- [Objective]
Reproduce each line of the entries below verbatim, with no changes.

- [Excerpted records]
+--

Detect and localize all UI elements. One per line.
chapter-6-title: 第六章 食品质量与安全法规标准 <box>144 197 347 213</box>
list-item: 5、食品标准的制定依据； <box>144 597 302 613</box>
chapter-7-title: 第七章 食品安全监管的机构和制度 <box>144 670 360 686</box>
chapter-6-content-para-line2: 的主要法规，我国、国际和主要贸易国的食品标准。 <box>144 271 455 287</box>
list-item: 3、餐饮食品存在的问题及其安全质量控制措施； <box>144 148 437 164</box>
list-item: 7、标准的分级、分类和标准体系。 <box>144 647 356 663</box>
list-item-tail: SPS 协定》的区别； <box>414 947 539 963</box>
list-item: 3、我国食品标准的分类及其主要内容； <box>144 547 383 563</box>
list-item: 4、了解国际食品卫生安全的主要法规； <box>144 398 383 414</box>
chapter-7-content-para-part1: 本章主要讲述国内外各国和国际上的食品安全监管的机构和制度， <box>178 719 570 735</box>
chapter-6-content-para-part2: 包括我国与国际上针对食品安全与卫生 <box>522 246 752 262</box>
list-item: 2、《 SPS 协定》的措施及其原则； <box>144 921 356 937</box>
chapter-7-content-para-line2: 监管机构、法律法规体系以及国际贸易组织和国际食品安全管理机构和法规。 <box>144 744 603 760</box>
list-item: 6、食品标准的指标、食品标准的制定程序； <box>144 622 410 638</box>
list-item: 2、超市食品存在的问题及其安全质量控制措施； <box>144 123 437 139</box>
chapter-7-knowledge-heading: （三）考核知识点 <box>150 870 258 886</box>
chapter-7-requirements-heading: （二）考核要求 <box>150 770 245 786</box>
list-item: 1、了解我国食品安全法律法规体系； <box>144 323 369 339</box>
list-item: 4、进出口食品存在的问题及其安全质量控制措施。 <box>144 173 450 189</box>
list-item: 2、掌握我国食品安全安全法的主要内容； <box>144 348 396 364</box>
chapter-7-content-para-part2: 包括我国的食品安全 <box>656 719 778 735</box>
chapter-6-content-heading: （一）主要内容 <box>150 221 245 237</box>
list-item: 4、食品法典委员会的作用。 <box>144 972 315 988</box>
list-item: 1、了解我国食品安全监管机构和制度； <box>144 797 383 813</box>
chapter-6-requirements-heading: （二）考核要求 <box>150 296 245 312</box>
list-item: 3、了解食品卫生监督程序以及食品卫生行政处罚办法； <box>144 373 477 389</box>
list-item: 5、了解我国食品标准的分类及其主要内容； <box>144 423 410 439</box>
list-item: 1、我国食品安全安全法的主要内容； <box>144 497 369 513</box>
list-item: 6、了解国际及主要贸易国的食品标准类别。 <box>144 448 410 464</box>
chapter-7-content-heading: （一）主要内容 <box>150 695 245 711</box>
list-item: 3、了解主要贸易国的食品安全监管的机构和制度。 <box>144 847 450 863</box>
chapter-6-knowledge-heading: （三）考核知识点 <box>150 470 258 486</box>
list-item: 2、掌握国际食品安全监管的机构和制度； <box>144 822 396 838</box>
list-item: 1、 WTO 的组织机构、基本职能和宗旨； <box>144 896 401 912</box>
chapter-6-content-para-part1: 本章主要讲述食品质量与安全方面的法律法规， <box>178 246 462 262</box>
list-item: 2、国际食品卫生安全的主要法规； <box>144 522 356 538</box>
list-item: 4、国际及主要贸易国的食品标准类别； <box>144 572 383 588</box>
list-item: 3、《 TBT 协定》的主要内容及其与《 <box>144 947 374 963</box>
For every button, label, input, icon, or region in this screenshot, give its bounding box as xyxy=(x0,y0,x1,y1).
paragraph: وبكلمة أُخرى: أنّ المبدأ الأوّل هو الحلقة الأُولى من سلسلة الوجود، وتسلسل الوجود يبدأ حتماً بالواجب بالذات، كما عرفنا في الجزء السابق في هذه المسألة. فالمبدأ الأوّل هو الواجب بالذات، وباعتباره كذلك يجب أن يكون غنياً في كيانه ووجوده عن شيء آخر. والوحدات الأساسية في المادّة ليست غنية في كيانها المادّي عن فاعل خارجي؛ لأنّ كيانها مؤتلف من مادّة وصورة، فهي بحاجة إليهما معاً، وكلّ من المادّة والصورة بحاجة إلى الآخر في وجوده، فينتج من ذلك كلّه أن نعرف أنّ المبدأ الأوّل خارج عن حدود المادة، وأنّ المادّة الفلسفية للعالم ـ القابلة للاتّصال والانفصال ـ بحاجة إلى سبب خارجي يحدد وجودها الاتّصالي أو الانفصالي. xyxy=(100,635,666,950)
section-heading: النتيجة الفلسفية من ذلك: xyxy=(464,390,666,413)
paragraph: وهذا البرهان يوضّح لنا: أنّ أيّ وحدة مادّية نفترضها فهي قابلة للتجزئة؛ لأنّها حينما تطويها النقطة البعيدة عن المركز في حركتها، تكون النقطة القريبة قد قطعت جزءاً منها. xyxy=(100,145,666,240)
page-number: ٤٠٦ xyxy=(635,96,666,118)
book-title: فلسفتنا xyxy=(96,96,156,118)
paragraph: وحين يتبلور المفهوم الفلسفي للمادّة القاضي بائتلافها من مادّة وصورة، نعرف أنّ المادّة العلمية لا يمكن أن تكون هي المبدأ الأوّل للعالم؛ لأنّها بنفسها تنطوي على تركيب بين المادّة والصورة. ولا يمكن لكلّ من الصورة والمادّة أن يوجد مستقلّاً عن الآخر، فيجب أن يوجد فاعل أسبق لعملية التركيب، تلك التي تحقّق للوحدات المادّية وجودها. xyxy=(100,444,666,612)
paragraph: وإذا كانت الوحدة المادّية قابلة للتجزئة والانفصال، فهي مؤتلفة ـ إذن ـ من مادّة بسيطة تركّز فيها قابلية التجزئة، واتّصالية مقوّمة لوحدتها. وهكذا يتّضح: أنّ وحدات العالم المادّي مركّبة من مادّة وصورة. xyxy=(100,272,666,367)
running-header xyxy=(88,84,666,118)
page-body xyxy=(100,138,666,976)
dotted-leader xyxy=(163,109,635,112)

+--

- [Task response]
Detect and localize all UI elements. One per line.
chapter-6-title: 第六章 食品质量与安全法规标准 <box>144 197 347 213</box>
list-item: 5、食品标准的制定依据； <box>144 597 302 613</box>
chapter-7-title: 第七章 食品安全监管的机构和制度 <box>144 670 360 686</box>
chapter-6-content-para-line2: 的主要法规，我国、国际和主要贸易国的食品标准。 <box>144 271 455 287</box>
list-item: 3、餐饮食品存在的问题及其安全质量控制措施； <box>144 148 437 164</box>
list-item: 7、标准的分级、分类和标准体系。 <box>144 647 356 663</box>
list-item-tail: SPS 协定》的区别； <box>414 947 539 963</box>
list-item: 3、我国食品标准的分类及其主要内容； <box>144 547 383 563</box>
list-item: 4、了解国际食品卫生安全的主要法规； <box>144 398 383 414</box>
chapter-7-content-para-part1: 本章主要讲述国内外各国和国际上的食品安全监管的机构和制度， <box>178 719 570 735</box>
chapter-6-content-para-part2: 包括我国与国际上针对食品安全与卫生 <box>522 246 752 262</box>
list-item: 2、《 SPS 协定》的措施及其原则； <box>144 921 356 937</box>
chapter-7-content-para-line2: 监管机构、法律法规体系以及国际贸易组织和国际食品安全管理机构和法规。 <box>144 744 603 760</box>
list-item: 6、食品标准的指标、食品标准的制定程序； <box>144 622 410 638</box>
list-item: 2、超市食品存在的问题及其安全质量控制措施； <box>144 123 437 139</box>
chapter-7-knowledge-heading: （三）考核知识点 <box>150 870 258 886</box>
chapter-7-requirements-heading: （二）考核要求 <box>150 770 245 786</box>
list-item: 1、了解我国食品安全法律法规体系； <box>144 323 369 339</box>
list-item: 4、进出口食品存在的问题及其安全质量控制措施。 <box>144 173 450 189</box>
list-item: 2、掌握我国食品安全安全法的主要内容； <box>144 348 396 364</box>
chapter-7-content-para-part2: 包括我国的食品安全 <box>656 719 778 735</box>
chapter-6-content-heading: （一）主要内容 <box>150 221 245 237</box>
list-item: 4、食品法典委员会的作用。 <box>144 972 315 988</box>
list-item: 1、了解我国食品安全监管机构和制度； <box>144 797 383 813</box>
chapter-6-requirements-heading: （二）考核要求 <box>150 296 245 312</box>
list-item: 3、了解食品卫生监督程序以及食品卫生行政处罚办法； <box>144 373 477 389</box>
list-item: 5、了解我国食品标准的分类及其主要内容； <box>144 423 410 439</box>
list-item: 1、我国食品安全安全法的主要内容； <box>144 497 369 513</box>
list-item: 6、了解国际及主要贸易国的食品标准类别。 <box>144 448 410 464</box>
chapter-7-content-heading: （一）主要内容 <box>150 695 245 711</box>
list-item: 3、了解主要贸易国的食品安全监管的机构和制度。 <box>144 847 450 863</box>
chapter-6-knowledge-heading: （三）考核知识点 <box>150 470 258 486</box>
list-item: 2、掌握国际食品安全监管的机构和制度； <box>144 822 396 838</box>
list-item: 1、 WTO 的组织机构、基本职能和宗旨； <box>144 896 401 912</box>
chapter-6-content-para-part1: 本章主要讲述食品质量与安全方面的法律法规， <box>178 246 462 262</box>
list-item: 2、国际食品卫生安全的主要法规； <box>144 522 356 538</box>
list-item: 4、国际及主要贸易国的食品标准类别； <box>144 572 383 588</box>
list-item: 3、《 TBT 协定》的主要内容及其与《 <box>144 947 374 963</box>
For every button, label, input, icon, or region in this screenshot, give its bounding box as xyxy=(x0,y0,x1,y1).
paragraph: وبكلمة أُخرى: أنّ المبدأ الأوّل هو الحلقة الأُولى من سلسلة الوجود، وتسلسل الوجود يبدأ حتماً بالواجب بالذات، كما عرفنا في الجزء السابق في هذه المسألة. فالمبدأ الأوّل هو الواجب بالذات، وباعتباره كذلك يجب أن يكون غنياً في كيانه ووجوده عن شيء آخر. والوحدات الأساسية في المادّة ليست غنية في كيانها المادّي عن فاعل خارجي؛ لأنّ كيانها مؤتلف من مادّة وصورة، فهي بحاجة إليهما معاً، وكلّ من المادّة والصورة بحاجة إلى الآخر في وجوده، فينتج من ذلك كلّه أن نعرف أنّ المبدأ الأوّل خارج عن حدود المادة، وأنّ المادّة الفلسفية للعالم ـ القابلة للاتّصال والانفصال ـ بحاجة إلى سبب خارجي يحدد وجودها الاتّصالي أو الانفصالي. xyxy=(100,635,666,950)
section-heading: النتيجة الفلسفية من ذلك: xyxy=(464,390,666,413)
paragraph: وهذا البرهان يوضّح لنا: أنّ أيّ وحدة مادّية نفترضها فهي قابلة للتجزئة؛ لأنّها حينما تطويها النقطة البعيدة عن المركز في حركتها، تكون النقطة القريبة قد قطعت جزءاً منها. xyxy=(100,145,666,240)
page-number: ٤٠٦ xyxy=(635,96,666,118)
book-title: فلسفتنا xyxy=(96,96,156,118)
paragraph: وحين يتبلور المفهوم الفلسفي للمادّة القاضي بائتلافها من مادّة وصورة، نعرف أنّ المادّة العلمية لا يمكن أن تكون هي المبدأ الأوّل للعالم؛ لأنّها بنفسها تنطوي على تركيب بين المادّة والصورة. ولا يمكن لكلّ من الصورة والمادّة أن يوجد مستقلّاً عن الآخر، فيجب أن يوجد فاعل أسبق لعملية التركيب، تلك التي تحقّق للوحدات المادّية وجودها. xyxy=(100,444,666,612)
paragraph: وإذا كانت الوحدة المادّية قابلة للتجزئة والانفصال، فهي مؤتلفة ـ إذن ـ من مادّة بسيطة تركّز فيها قابلية التجزئة، واتّصالية مقوّمة لوحدتها. وهكذا يتّضح: أنّ وحدات العالم المادّي مركّبة من مادّة وصورة. xyxy=(100,272,666,367)
running-header xyxy=(88,84,666,118)
page-body xyxy=(100,138,666,976)
dotted-leader xyxy=(163,109,635,112)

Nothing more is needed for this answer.